### Problem requirements
Leave out the pictures and repeat the data exactly.

** Start **

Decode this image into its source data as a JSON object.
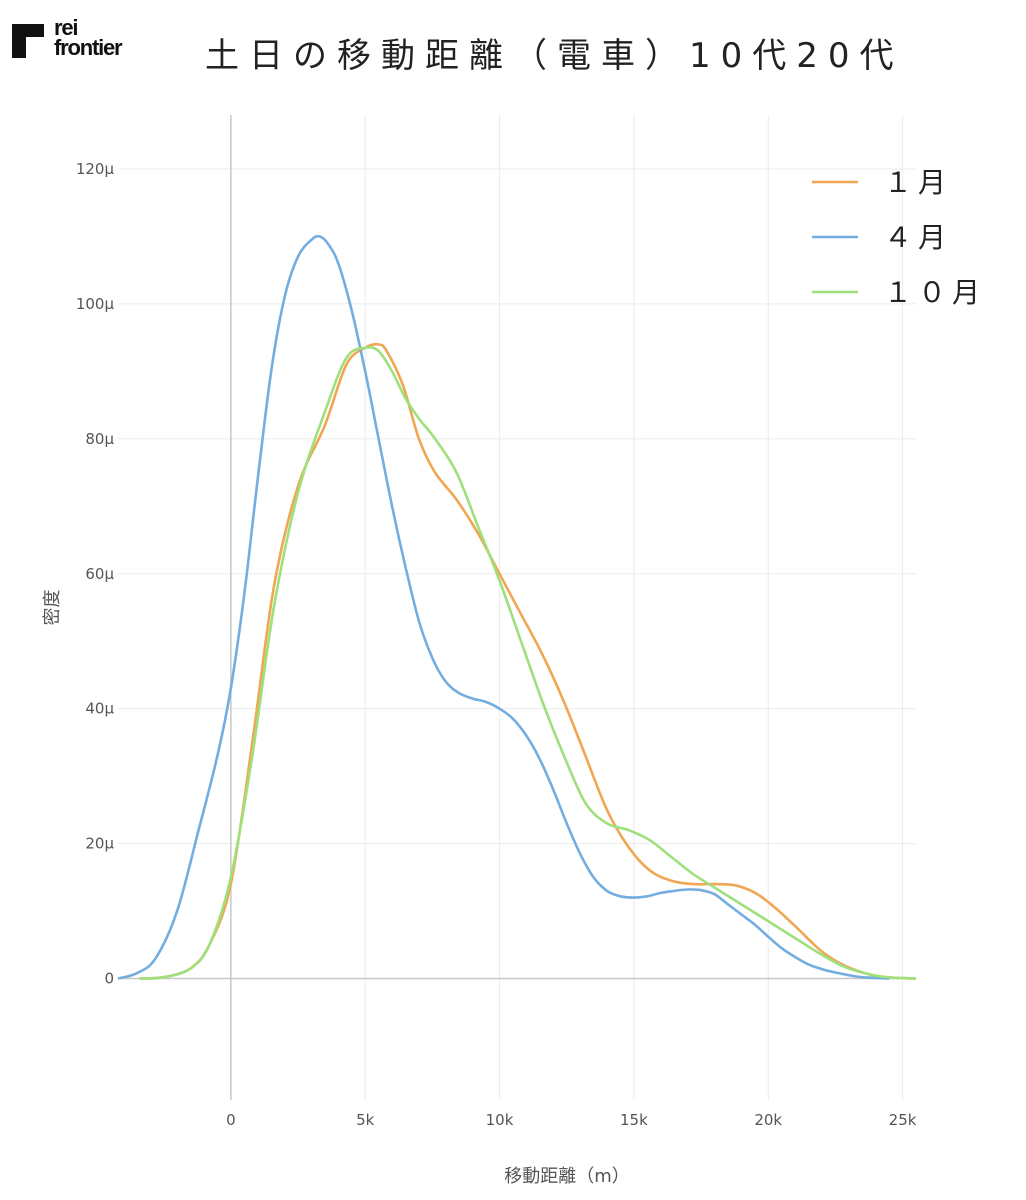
{
  "brand": {
    "line1": "rei",
    "line2": "frontier"
  },
  "chart_data": {
    "type": "line",
    "title": "土日の移動距離（電車）10代20代",
    "xlabel": "移動距離（m）",
    "ylabel": "密度",
    "xlim": [
      -4200,
      25500
    ],
    "ylim": [
      -18,
      128
    ],
    "x_ticks": [
      0,
      5000,
      10000,
      15000,
      20000,
      25000
    ],
    "x_tick_labels": [
      "0",
      "5k",
      "10k",
      "15k",
      "20k",
      "25k"
    ],
    "y_ticks": [
      0,
      20,
      40,
      60,
      80,
      100,
      120
    ],
    "y_tick_labels": [
      "0",
      "20μ",
      "40μ",
      "60μ",
      "80μ",
      "100μ",
      "120μ"
    ],
    "grid": true,
    "legend": "top-right",
    "series": [
      {
        "name": "１月",
        "color": "#f0a652",
        "x": [
          -3400,
          -2500,
          -1500,
          -800,
          0,
          800,
          1600,
          2500,
          3500,
          4300,
          5000,
          5500,
          5800,
          6400,
          7000,
          7600,
          8400,
          9200,
          10000,
          10800,
          11600,
          12400,
          13200,
          14000,
          14800,
          15600,
          16400,
          17200,
          18000,
          18800,
          19600,
          20400,
          21200,
          22000,
          22800,
          23600,
          24400,
          25500
        ],
        "y": [
          0,
          0.2,
          1.5,
          5,
          14,
          35,
          58,
          73,
          82,
          91,
          93.5,
          94,
          93,
          88,
          80,
          75,
          71,
          66,
          60,
          54,
          48,
          41,
          33,
          25,
          19.5,
          16,
          14.5,
          14,
          14,
          13.8,
          12.5,
          10,
          7,
          4,
          2,
          0.8,
          0.2,
          0
        ]
      },
      {
        "name": "４月",
        "color": "#74ade0",
        "x": [
          -4200,
          -3500,
          -2800,
          -2000,
          -1200,
          -500,
          0,
          500,
          1000,
          1500,
          2000,
          2500,
          3000,
          3300,
          3600,
          4000,
          4500,
          5000,
          5500,
          6000,
          6500,
          7000,
          7500,
          8000,
          8500,
          9000,
          9500,
          10000,
          10500,
          11000,
          11500,
          12000,
          12500,
          13000,
          13500,
          14000,
          14500,
          15000,
          15500,
          16000,
          16500,
          17000,
          17500,
          18000,
          18500,
          19000,
          19500,
          20000,
          20500,
          21000,
          21500,
          22000,
          22500,
          23000,
          23500,
          24500
        ],
        "y": [
          0,
          0.8,
          3,
          10,
          22,
          33,
          43,
          57,
          74,
          90,
          101,
          107,
          109.5,
          110,
          109,
          106,
          99,
          90,
          80,
          70,
          61,
          53,
          47.5,
          44,
          42.3,
          41.5,
          41,
          40,
          38.5,
          36,
          32.5,
          28,
          23,
          18.5,
          15,
          13,
          12.2,
          12,
          12.2,
          12.7,
          13,
          13.2,
          13.1,
          12.5,
          11,
          9.5,
          8,
          6.2,
          4.5,
          3.2,
          2.1,
          1.4,
          0.9,
          0.5,
          0.2,
          0
        ]
      },
      {
        "name": "１０月",
        "color": "#9ee07b",
        "x": [
          -3400,
          -2500,
          -1500,
          -800,
          0,
          800,
          1600,
          2500,
          3500,
          4300,
          5000,
          5500,
          6000,
          6500,
          7000,
          7600,
          8400,
          9200,
          10000,
          10800,
          11600,
          12400,
          13200,
          14000,
          14800,
          15600,
          16400,
          17200,
          18000,
          18800,
          19600,
          20400,
          21200,
          22000,
          22800,
          23600,
          24400,
          25500
        ],
        "y": [
          0,
          0.2,
          1.5,
          5,
          15,
          33,
          55,
          72,
          84,
          92,
          93.5,
          93,
          90,
          86,
          83,
          80,
          75,
          67,
          59,
          50,
          41,
          33,
          26,
          23,
          22,
          20.5,
          18,
          15.5,
          13.5,
          11.5,
          9.5,
          7.5,
          5.5,
          3.5,
          1.8,
          0.8,
          0.2,
          0
        ]
      }
    ]
  }
}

** End **

### The result
Decode this image into its source data as a JSON object.
{
  "brand": {
    "line1": "rei",
    "line2": "frontier"
  },
  "chart_data": {
    "type": "line",
    "title": "土日の移動距離（電車）10代20代",
    "xlabel": "移動距離（m）",
    "ylabel": "密度",
    "xlim": [
      -4200,
      25500
    ],
    "ylim": [
      -18,
      128
    ],
    "x_ticks": [
      0,
      5000,
      10000,
      15000,
      20000,
      25000
    ],
    "x_tick_labels": [
      "0",
      "5k",
      "10k",
      "15k",
      "20k",
      "25k"
    ],
    "y_ticks": [
      0,
      20,
      40,
      60,
      80,
      100,
      120
    ],
    "y_tick_labels": [
      "0",
      "20μ",
      "40μ",
      "60μ",
      "80μ",
      "100μ",
      "120μ"
    ],
    "grid": true,
    "legend": "top-right",
    "series": [
      {
        "name": "１月",
        "color": "#f0a652",
        "x": [
          -3400,
          -2500,
          -1500,
          -800,
          0,
          800,
          1600,
          2500,
          3500,
          4300,
          5000,
          5500,
          5800,
          6400,
          7000,
          7600,
          8400,
          9200,
          10000,
          10800,
          11600,
          12400,
          13200,
          14000,
          14800,
          15600,
          16400,
          17200,
          18000,
          18800,
          19600,
          20400,
          21200,
          22000,
          22800,
          23600,
          24400,
          25500
        ],
        "y": [
          0,
          0.2,
          1.5,
          5,
          14,
          35,
          58,
          73,
          82,
          91,
          93.5,
          94,
          93,
          88,
          80,
          75,
          71,
          66,
          60,
          54,
          48,
          41,
          33,
          25,
          19.5,
          16,
          14.5,
          14,
          14,
          13.8,
          12.5,
          10,
          7,
          4,
          2,
          0.8,
          0.2,
          0
        ]
      },
      {
        "name": "４月",
        "color": "#74ade0",
        "x": [
          -4200,
          -3500,
          -2800,
          -2000,
          -1200,
          -500,
          0,
          500,
          1000,
          1500,
          2000,
          2500,
          3000,
          3300,
          3600,
          4000,
          4500,
          5000,
          5500,
          6000,
          6500,
          7000,
          7500,
          8000,
          8500,
          9000,
          9500,
          10000,
          10500,
          11000,
          11500,
          12000,
          12500,
          13000,
          13500,
          14000,
          14500,
          15000,
          15500,
          16000,
          16500,
          17000,
          17500,
          18000,
          18500,
          19000,
          19500,
          20000,
          20500,
          21000,
          21500,
          22000,
          22500,
          23000,
          23500,
          24500
        ],
        "y": [
          0,
          0.8,
          3,
          10,
          22,
          33,
          43,
          57,
          74,
          90,
          101,
          107,
          109.5,
          110,
          109,
          106,
          99,
          90,
          80,
          70,
          61,
          53,
          47.5,
          44,
          42.3,
          41.5,
          41,
          40,
          38.5,
          36,
          32.5,
          28,
          23,
          18.5,
          15,
          13,
          12.2,
          12,
          12.2,
          12.7,
          13,
          13.2,
          13.1,
          12.5,
          11,
          9.5,
          8,
          6.2,
          4.5,
          3.2,
          2.1,
          1.4,
          0.9,
          0.5,
          0.2,
          0
        ]
      },
      {
        "name": "１０月",
        "color": "#9ee07b",
        "x": [
          -3400,
          -2500,
          -1500,
          -800,
          0,
          800,
          1600,
          2500,
          3500,
          4300,
          5000,
          5500,
          6000,
          6500,
          7000,
          7600,
          8400,
          9200,
          10000,
          10800,
          11600,
          12400,
          13200,
          14000,
          14800,
          15600,
          16400,
          17200,
          18000,
          18800,
          19600,
          20400,
          21200,
          22000,
          22800,
          23600,
          24400,
          25500
        ],
        "y": [
          0,
          0.2,
          1.5,
          5,
          15,
          33,
          55,
          72,
          84,
          92,
          93.5,
          93,
          90,
          86,
          83,
          80,
          75,
          67,
          59,
          50,
          41,
          33,
          26,
          23,
          22,
          20.5,
          18,
          15.5,
          13.5,
          11.5,
          9.5,
          7.5,
          5.5,
          3.5,
          1.8,
          0.8,
          0.2,
          0
        ]
      }
    ]
  }
}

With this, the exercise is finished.